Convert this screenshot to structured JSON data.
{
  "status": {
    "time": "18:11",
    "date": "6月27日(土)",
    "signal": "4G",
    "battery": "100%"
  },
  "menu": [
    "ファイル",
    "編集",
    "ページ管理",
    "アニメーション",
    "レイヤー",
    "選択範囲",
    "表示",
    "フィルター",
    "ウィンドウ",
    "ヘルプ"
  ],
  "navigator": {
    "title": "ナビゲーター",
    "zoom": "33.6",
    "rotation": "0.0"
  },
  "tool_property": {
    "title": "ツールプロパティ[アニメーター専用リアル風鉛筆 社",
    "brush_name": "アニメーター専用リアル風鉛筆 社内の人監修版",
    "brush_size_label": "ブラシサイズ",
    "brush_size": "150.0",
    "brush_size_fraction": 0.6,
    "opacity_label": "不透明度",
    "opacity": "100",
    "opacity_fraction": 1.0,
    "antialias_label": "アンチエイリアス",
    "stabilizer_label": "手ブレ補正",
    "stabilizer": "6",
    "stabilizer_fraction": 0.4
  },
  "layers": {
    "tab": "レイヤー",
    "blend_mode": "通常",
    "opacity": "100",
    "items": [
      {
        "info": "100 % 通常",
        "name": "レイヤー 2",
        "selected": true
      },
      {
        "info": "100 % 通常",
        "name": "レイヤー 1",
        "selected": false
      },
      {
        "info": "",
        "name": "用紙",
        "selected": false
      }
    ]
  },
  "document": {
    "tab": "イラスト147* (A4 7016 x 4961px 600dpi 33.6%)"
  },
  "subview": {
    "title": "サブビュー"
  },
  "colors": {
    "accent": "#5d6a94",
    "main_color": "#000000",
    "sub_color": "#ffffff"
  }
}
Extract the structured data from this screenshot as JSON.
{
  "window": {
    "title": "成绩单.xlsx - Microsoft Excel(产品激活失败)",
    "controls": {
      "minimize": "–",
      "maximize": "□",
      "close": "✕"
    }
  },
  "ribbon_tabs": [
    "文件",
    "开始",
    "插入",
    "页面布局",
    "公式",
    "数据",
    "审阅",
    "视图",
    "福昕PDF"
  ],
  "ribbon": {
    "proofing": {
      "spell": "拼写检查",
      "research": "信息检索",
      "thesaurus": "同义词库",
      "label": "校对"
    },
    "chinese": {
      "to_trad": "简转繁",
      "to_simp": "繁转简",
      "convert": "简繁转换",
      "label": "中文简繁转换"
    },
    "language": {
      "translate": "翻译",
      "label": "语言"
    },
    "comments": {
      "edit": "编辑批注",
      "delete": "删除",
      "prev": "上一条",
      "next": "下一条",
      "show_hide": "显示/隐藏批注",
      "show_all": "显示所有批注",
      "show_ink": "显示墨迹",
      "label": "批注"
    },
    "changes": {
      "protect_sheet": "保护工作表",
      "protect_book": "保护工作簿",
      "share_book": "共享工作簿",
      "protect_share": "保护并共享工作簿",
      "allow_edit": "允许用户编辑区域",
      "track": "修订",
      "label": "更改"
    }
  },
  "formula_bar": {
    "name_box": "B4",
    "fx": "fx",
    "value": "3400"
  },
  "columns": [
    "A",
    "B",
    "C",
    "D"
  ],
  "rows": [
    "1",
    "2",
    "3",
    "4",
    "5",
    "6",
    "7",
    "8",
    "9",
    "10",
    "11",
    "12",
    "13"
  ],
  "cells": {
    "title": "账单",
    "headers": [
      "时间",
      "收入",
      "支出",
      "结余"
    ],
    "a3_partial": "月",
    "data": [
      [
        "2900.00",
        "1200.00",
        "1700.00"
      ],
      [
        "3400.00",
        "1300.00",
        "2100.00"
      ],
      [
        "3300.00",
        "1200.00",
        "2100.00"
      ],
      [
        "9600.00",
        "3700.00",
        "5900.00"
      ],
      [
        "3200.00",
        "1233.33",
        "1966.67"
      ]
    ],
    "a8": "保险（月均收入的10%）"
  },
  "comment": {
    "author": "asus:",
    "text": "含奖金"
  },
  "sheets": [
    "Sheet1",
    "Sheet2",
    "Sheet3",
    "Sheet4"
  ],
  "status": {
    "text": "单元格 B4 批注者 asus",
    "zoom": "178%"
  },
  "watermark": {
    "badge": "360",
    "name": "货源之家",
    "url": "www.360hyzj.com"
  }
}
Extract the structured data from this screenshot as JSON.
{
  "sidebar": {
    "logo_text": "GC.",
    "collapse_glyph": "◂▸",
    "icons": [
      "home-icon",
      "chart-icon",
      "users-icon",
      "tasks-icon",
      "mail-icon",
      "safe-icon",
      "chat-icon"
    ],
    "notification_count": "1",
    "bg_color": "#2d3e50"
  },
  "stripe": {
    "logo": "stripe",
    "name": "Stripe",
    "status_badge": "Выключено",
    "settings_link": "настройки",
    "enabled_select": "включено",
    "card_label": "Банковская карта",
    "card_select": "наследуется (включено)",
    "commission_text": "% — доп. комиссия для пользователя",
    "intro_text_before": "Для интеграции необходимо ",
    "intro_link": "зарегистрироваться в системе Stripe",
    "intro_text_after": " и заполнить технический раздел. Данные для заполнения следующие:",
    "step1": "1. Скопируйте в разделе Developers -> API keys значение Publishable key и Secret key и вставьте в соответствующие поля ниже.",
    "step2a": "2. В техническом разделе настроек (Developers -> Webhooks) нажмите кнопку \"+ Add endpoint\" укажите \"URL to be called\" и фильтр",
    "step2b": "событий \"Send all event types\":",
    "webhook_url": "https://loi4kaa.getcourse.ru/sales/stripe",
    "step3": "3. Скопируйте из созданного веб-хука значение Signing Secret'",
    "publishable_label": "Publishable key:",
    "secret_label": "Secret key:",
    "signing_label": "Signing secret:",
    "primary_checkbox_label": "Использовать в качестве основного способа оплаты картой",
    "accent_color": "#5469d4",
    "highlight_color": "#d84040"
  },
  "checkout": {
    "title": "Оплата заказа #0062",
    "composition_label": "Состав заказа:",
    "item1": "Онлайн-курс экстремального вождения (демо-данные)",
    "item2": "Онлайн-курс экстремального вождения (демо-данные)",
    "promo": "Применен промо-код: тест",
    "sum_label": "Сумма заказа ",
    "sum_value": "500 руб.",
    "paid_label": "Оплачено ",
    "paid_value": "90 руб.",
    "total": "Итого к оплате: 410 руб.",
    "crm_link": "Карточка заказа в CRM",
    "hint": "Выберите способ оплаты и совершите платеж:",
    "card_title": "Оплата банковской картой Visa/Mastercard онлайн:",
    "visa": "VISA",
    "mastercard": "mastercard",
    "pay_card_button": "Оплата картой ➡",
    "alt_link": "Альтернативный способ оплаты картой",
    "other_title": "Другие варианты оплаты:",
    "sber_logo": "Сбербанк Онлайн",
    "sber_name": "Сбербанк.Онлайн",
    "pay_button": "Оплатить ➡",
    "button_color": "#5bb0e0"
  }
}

════════

WRITTEN INSTRUCTION:
Collect each line containing the string "Signing".

RESULT BELOW:
    "step3": "3. Скопируйте из созданного веб-хука значение Signing Secret'",
    "signing_label": "Signing secret:",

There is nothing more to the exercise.